■ **PROBLEM TO WORK ON**: Of the lines below, how many hold the string "plant"? Give only the number.
-- BEGIN --
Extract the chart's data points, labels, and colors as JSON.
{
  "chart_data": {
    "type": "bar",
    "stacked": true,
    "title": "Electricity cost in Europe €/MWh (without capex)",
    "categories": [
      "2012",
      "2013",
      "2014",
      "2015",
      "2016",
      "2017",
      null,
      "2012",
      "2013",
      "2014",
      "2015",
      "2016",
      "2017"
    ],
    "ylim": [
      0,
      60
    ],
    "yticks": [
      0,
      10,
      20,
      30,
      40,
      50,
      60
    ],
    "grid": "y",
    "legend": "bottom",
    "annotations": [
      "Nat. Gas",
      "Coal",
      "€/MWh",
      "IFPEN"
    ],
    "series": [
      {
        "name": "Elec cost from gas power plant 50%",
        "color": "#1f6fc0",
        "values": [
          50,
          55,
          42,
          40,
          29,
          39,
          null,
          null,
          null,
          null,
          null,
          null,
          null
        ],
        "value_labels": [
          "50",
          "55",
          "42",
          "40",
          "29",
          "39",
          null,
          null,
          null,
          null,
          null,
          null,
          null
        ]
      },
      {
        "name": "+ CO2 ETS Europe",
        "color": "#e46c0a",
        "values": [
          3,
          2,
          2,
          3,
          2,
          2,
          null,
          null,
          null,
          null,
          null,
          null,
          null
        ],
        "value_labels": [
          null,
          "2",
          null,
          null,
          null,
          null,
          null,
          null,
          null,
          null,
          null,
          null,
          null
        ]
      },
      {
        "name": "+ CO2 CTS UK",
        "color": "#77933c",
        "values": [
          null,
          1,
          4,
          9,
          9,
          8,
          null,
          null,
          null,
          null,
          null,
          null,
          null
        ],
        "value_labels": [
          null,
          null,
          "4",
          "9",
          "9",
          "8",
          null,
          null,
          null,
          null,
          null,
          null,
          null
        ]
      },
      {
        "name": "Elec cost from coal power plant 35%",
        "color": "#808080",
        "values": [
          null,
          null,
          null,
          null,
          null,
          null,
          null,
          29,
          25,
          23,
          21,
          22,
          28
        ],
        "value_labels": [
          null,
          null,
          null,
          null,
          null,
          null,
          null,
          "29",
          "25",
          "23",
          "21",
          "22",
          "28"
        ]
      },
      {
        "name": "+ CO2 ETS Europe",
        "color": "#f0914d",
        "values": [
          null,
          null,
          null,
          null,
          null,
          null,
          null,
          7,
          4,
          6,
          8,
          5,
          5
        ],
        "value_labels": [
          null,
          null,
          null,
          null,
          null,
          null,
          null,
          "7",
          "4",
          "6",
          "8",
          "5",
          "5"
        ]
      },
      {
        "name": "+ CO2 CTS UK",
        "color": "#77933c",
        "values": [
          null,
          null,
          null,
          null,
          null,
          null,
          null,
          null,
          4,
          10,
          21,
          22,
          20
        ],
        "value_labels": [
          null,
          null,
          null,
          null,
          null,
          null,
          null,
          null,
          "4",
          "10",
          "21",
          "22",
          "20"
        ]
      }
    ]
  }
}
-- END --
■ **OUTPUT OF THE EXERCISE**: 2